=== Page text ===

The second outer surface portion 18 can be integral with the first outer surface portion 14 to form the tubular 10.
A second seal groove 38 can be formed in the second outer surface portion 18. The second seal groove 38 can be formed around a perimeter of the constant diameter central bore 12, and can be disposed parallel to the first seal groove 22a, the additional first seal groove 22b, and the locking groove 26.
A second seal 40 can be disposed in the second seal groove 38 for sealing against a surface within the tubing head.
In one or more embodiments, the first seal 22a, the additional first seals 22b and 22c, and the second seal 40 can be compressible nitrile rubber seals.
The tubular 10 can have a second end 44 opposite the first end 36.
A guide shoulder 42 can be formed on the second end 44 and can extend therefrom.
The guide shoulder 42 can taper towards the constant diameter central bore 12. The guide shoulder 42 can taper at an angle of about 45 degrees, and can have a length ranging from about 1 inch to about 5 inches.
A landing shoulder 56 can be formed on the perimeter of the tubular 10, and can separate the first outer surface portion 14 from the second outer surface portion 18.
The landing shoulder 56 can be disposed between the locking groove 26 and the second seal groove 38, and can prevent the wellhead safety device from slipping into wellbores.
A trash groove 46 can be formed on the second outer surface portion 18 at the second end 44 for holding a non-pressurized seal 48. The trash groove 46 can prevent trash, such as sand particulate, from moving up the outside of the tubular 10.
The first end 36 can be configured to engage a running tool. For example, the first end can have a J-latch, a first cut, and a second cut.
The sloping shoulder 34 can form a lip. An inner groove 54 can be formed under the lip.
The wellhead safety device 8 can be installed in the tubing head 62, and locking pins 64 can engage secure the wellhead safety device 8 within the tubing head 62.
A gasket 80 can be disposed between the tubing head 62 and a gate valve 82. The gate valve 82 can be secured to the tubing head 62.
In one or more embodiments a slick coating, such as TEFLON®, can be adhered on the outer diameter surfaces of the wellhead safety device 8 to enable for fast engagement and release with the tubing head 62 and the gate valve 82. The slick coating can be from about 1/64 of an inch to about 1/32 of an inch thick, and can be deposited by dipping, spraying, or other conventional coating processes.

===

Challenges:
1. Write out the wellhead safety device text, starting with "A second seal 40" and going on through "can extend therefrom.".
2. Continue the wellhead safety device text with what would come after its final sentence.
The entries have no connection to the wellhead safety device text.

=== Data provided ===

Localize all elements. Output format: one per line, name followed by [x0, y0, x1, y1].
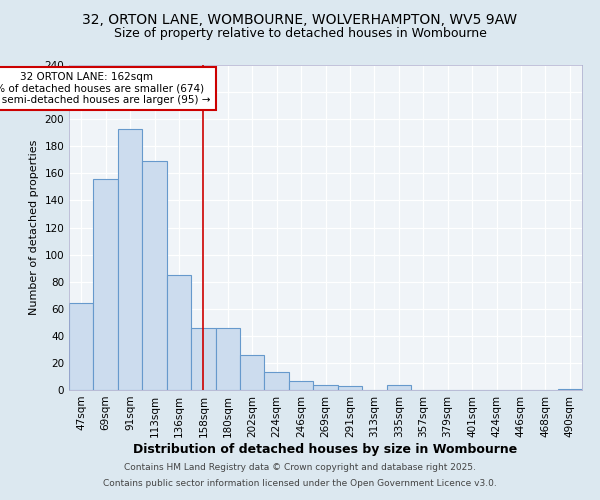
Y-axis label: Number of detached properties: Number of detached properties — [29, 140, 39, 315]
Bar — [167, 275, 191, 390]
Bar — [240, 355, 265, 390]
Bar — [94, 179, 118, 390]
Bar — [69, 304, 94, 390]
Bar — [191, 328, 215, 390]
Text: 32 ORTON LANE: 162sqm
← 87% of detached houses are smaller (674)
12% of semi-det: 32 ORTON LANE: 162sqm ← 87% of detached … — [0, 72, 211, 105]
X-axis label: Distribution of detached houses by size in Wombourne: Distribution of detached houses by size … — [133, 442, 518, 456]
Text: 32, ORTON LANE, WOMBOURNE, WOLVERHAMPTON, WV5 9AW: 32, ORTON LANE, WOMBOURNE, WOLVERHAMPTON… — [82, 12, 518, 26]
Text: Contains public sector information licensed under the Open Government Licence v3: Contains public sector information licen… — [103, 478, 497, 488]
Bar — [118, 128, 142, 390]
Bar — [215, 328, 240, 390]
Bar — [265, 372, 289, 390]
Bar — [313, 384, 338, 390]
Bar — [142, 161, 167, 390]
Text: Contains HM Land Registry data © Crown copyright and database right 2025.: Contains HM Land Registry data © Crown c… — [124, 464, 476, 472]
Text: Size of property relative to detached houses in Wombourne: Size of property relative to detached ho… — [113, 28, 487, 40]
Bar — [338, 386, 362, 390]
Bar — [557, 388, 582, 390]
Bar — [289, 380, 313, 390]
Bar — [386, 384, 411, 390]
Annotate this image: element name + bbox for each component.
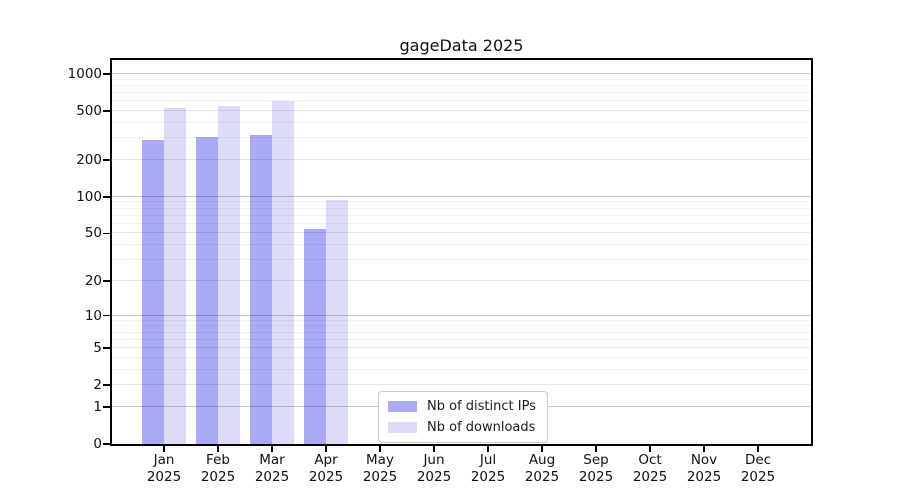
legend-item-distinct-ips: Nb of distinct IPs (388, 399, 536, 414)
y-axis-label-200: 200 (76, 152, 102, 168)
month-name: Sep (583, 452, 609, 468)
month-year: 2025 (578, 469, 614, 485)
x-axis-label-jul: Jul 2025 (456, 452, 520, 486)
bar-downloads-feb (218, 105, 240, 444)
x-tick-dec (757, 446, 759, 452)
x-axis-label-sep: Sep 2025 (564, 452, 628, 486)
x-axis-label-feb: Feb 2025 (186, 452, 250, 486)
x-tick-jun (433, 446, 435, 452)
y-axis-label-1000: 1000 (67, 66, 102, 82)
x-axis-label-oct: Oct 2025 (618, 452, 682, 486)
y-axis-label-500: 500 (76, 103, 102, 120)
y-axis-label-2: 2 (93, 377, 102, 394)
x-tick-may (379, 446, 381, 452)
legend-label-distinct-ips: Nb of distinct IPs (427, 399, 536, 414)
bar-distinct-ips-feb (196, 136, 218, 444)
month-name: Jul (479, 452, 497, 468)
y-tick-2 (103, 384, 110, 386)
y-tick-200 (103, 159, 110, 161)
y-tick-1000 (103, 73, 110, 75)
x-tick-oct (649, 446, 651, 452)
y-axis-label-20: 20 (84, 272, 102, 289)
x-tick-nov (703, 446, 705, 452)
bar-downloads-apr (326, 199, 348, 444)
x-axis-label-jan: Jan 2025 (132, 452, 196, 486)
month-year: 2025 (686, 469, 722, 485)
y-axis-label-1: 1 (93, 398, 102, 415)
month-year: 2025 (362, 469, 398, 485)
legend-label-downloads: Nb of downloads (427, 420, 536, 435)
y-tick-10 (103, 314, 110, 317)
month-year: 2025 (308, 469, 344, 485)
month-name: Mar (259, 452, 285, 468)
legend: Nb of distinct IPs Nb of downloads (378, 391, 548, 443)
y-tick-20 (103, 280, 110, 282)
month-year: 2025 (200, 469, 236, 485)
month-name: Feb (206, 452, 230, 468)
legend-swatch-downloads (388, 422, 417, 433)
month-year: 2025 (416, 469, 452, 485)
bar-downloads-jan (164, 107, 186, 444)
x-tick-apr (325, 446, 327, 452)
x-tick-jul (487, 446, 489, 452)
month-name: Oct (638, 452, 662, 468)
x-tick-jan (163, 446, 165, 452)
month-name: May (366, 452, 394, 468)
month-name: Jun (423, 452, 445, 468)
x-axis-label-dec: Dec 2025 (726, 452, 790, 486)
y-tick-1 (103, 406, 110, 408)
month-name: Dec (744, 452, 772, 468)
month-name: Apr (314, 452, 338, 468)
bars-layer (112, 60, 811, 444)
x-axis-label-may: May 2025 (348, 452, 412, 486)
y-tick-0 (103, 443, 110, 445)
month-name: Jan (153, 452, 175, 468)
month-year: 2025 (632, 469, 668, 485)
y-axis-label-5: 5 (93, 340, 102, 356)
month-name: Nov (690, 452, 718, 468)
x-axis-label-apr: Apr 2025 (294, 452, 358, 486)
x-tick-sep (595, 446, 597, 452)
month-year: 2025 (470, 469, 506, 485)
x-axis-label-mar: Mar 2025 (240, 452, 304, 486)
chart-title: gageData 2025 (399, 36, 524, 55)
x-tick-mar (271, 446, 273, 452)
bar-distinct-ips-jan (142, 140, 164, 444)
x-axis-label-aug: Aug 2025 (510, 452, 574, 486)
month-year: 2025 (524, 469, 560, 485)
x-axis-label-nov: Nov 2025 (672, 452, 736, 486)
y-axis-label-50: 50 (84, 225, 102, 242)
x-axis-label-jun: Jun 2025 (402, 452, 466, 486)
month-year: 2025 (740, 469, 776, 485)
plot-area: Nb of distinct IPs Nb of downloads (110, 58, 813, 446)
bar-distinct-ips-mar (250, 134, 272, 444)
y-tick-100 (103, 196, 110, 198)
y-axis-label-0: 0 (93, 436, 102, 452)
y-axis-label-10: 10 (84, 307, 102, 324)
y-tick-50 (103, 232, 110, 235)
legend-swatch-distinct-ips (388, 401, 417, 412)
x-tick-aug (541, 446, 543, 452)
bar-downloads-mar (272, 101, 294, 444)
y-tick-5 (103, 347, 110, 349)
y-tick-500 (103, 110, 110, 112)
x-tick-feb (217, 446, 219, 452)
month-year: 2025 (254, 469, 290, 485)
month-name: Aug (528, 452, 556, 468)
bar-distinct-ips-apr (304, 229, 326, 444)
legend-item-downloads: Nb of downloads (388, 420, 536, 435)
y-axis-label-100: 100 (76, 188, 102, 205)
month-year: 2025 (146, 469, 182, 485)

===

Written answers:
1.
A second seal 40 can be disposed in the second seal groove 38 for sealing against a surface within the tubing head.
In one or more embodiments, the first seal 22a, the additional first seals 22b and 22c, and the second seal 40 can be compressible nitrile rubber seals.
The tubular 10 can have a second end 44 opposite the first end 36.
A guide shoulder 42 can be formed on the second end 44 and can extend therefrom.

2.
The wellhead safety device 8 can have a pressure detector 60 disposed thereon. The pressure detector 60 can acquire data on pressure. For example, the pressure detector 60 can monitor for pressure changes.
The pressure detector 60 can be in communication with a client device 86 through a network 84. One or more users 88 can view the client device 86.
The client device 86 can include a client device processor 90 and a client device data storage 92.
In one or more embodiments, the client device 86 can be a laptop, a cell phone, a tablet computer, a satellite phone, another type of processor, a personal digital assistant, a web server, or combinations thereof.
The client device data storage 92 can have computer instructions to provide an executive dashboard to a display of the client device 96. For example, the client device 86 can present the executive dashboard on a display 98 of the client device 86.
The executive dashboard can allow the user to monitor pressure changes between the gate valve and tubing head 24 hours a day, 7 days a week. The user can be a computer.
The client device data storage 92 can have computer instructions to update the executive dashboard at least every minute 97.
The client device data storage 92 can have computer instructions for allowing monitoring using the executive dashboard from multiple wellhead safety devices simultaneously 100.
The wellhead safety device 8 can have a message area 27 formed on an outer surface thereof. The message area 27 can be marked to indicate the type of tubing head that the wellhead safety device 8 can engage with.
While these embodiments have been described with emphasis on the embodiments, it should be understood that within the scope of the appended claims, the embodiments might be practiced other than as specifically described herein.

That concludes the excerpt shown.